### Exercise material
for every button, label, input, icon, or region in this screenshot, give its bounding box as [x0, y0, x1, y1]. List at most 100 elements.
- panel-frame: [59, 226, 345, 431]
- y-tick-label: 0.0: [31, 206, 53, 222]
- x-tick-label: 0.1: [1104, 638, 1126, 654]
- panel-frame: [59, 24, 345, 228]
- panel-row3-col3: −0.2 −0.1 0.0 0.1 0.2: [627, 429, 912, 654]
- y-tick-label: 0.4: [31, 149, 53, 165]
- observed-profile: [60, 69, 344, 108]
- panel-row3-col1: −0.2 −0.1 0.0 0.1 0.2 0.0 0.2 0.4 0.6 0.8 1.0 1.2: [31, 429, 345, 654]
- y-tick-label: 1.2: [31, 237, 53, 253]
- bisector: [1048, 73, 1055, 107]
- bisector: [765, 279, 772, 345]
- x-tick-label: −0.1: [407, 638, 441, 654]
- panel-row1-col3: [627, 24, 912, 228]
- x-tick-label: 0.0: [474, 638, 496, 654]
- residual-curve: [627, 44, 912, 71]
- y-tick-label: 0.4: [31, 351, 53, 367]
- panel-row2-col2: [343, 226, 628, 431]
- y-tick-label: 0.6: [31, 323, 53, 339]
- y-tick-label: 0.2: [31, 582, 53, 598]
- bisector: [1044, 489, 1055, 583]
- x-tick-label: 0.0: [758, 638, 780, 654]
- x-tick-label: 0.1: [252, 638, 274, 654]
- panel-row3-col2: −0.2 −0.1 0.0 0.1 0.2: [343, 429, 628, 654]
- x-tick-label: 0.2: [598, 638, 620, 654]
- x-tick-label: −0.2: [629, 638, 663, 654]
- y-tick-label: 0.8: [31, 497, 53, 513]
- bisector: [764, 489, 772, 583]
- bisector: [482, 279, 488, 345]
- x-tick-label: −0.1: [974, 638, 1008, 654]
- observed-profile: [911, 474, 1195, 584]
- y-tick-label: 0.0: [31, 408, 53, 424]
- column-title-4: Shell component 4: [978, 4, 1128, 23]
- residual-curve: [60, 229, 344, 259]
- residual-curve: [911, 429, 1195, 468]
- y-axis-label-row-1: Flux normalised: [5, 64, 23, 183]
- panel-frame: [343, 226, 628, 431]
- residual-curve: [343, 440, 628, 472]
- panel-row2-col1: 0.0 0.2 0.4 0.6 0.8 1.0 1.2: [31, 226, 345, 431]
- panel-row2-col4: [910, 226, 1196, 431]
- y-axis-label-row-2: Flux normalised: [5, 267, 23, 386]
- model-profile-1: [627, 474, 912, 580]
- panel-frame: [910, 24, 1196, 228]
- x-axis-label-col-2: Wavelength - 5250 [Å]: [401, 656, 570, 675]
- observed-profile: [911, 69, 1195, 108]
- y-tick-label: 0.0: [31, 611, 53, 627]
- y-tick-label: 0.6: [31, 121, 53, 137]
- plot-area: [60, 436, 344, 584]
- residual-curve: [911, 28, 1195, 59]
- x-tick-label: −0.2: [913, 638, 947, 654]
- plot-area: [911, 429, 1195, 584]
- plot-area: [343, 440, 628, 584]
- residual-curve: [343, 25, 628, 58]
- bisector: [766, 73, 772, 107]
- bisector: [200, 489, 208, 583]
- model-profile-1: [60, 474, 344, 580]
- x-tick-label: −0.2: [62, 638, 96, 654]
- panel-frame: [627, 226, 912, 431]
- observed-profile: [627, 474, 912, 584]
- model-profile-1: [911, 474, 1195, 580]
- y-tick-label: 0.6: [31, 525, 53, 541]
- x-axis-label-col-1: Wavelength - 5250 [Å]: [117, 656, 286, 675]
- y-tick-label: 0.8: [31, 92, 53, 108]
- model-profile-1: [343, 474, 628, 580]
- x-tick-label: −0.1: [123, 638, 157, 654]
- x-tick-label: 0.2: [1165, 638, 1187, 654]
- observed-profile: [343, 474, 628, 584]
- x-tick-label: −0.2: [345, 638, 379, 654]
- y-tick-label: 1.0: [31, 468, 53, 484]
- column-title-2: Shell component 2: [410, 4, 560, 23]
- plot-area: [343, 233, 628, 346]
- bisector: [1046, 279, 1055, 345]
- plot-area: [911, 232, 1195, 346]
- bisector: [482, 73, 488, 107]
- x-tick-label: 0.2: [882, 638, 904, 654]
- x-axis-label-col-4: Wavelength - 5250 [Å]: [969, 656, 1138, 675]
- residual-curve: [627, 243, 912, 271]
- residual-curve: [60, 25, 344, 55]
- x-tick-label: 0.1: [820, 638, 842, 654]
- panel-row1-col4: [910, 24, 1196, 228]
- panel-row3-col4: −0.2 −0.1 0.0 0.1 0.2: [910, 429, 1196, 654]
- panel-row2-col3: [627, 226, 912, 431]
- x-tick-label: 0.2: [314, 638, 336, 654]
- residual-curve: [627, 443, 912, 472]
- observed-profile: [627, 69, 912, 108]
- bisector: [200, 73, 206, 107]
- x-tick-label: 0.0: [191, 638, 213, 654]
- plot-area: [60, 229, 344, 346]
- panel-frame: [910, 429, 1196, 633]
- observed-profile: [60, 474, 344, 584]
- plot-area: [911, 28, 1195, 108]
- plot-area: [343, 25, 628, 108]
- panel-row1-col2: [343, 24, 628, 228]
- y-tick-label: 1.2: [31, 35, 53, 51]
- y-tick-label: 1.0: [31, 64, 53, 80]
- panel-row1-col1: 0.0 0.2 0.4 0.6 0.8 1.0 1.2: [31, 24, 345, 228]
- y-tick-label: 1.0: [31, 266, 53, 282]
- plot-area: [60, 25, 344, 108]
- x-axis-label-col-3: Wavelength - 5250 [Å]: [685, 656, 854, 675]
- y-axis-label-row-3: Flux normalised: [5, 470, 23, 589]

### Objective
Starting at the beginning of the data and ending at the line containing "- x-tick-label: 0.1: [1104, 638, 1126, 654]", rewrite those lines with "bounding box" replaced by "enclosing rectangle" and everything else unchanged.

### Response to this task
for every button, label, input, icon, or region in this screenshot, give its enclosing rectangle as [x0, y0, x1, y1]. List at most 100 elements.
- panel-frame: [59, 226, 345, 431]
- y-tick-label: 0.0: [31, 206, 53, 222]
- x-tick-label: 0.1: [1104, 638, 1126, 654]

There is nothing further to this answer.